[Data records]
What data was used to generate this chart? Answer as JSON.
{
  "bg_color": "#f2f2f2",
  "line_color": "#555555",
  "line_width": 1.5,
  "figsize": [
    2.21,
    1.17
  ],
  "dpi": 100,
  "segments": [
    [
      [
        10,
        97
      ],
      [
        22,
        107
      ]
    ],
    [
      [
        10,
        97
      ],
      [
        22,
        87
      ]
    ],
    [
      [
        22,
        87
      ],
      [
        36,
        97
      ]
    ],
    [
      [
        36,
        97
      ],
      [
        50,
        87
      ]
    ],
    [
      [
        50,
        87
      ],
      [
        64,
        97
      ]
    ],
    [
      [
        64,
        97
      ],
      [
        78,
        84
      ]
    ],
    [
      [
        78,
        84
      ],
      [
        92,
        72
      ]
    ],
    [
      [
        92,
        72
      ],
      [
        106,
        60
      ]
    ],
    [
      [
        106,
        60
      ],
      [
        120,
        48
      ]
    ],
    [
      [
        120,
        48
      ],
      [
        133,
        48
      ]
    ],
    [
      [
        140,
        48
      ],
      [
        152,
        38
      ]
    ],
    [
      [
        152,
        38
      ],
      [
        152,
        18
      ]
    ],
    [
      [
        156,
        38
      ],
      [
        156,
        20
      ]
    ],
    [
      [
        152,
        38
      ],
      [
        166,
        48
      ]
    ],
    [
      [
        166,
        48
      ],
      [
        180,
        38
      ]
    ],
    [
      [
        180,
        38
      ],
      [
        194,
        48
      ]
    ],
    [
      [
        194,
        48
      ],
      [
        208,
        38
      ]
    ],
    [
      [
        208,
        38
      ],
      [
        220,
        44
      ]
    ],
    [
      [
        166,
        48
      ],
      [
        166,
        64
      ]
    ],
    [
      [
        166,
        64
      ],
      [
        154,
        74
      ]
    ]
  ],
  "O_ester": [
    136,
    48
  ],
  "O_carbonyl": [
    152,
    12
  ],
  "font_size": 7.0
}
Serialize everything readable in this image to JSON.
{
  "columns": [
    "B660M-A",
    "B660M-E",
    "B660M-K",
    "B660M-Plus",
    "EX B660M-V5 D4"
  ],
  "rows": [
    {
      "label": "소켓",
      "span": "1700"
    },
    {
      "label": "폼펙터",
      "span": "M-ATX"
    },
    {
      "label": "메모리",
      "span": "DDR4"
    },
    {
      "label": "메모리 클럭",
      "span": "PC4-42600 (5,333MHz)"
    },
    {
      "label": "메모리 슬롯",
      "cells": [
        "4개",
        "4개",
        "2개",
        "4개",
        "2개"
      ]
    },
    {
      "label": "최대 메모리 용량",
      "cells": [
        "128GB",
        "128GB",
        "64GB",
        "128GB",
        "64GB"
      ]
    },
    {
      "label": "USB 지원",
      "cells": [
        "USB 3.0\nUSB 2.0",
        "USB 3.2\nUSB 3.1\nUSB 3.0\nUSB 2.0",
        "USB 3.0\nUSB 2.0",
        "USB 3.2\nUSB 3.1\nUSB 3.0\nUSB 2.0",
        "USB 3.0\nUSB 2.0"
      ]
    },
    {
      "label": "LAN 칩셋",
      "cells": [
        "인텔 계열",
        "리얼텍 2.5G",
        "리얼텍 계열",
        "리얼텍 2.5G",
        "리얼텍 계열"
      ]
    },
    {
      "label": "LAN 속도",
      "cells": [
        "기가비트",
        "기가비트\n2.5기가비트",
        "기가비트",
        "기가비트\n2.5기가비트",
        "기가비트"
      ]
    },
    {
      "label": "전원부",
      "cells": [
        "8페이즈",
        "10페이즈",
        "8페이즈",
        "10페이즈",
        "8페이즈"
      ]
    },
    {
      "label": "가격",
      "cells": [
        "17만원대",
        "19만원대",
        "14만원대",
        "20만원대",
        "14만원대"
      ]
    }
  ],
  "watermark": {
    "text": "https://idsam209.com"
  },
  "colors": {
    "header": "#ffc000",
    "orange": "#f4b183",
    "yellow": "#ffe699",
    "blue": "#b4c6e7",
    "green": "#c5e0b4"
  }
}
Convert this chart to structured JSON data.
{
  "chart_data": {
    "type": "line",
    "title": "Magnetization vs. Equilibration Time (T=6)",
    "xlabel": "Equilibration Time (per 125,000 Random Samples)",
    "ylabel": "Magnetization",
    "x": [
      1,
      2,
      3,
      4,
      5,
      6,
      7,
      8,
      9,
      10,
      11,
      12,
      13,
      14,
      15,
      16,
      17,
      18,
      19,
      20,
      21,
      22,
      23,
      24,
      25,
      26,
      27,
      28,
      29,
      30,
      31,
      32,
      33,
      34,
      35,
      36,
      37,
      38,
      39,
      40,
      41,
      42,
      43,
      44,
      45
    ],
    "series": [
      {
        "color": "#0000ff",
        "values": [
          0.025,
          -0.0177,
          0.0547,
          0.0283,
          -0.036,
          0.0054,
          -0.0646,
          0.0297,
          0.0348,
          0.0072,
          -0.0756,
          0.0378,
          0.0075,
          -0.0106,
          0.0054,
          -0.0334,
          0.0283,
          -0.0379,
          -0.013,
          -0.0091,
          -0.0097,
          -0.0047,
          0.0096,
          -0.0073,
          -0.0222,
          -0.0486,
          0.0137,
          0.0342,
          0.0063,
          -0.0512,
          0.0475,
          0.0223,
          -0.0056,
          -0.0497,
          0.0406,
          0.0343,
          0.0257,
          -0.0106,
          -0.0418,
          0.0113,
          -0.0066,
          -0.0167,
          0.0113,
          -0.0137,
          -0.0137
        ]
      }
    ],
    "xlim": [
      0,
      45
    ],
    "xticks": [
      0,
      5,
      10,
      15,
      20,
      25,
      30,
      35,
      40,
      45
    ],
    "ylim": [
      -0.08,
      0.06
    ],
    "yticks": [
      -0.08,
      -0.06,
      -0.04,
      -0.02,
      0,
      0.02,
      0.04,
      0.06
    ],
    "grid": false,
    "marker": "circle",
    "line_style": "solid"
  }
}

Exercise details:
Locate the lines above that hold the word "Magnetization". Show every one of them.

Exercise output:
    "title": "Magnetization vs. Equilibration Time (T=6)",
    "ylabel": "Magnetization",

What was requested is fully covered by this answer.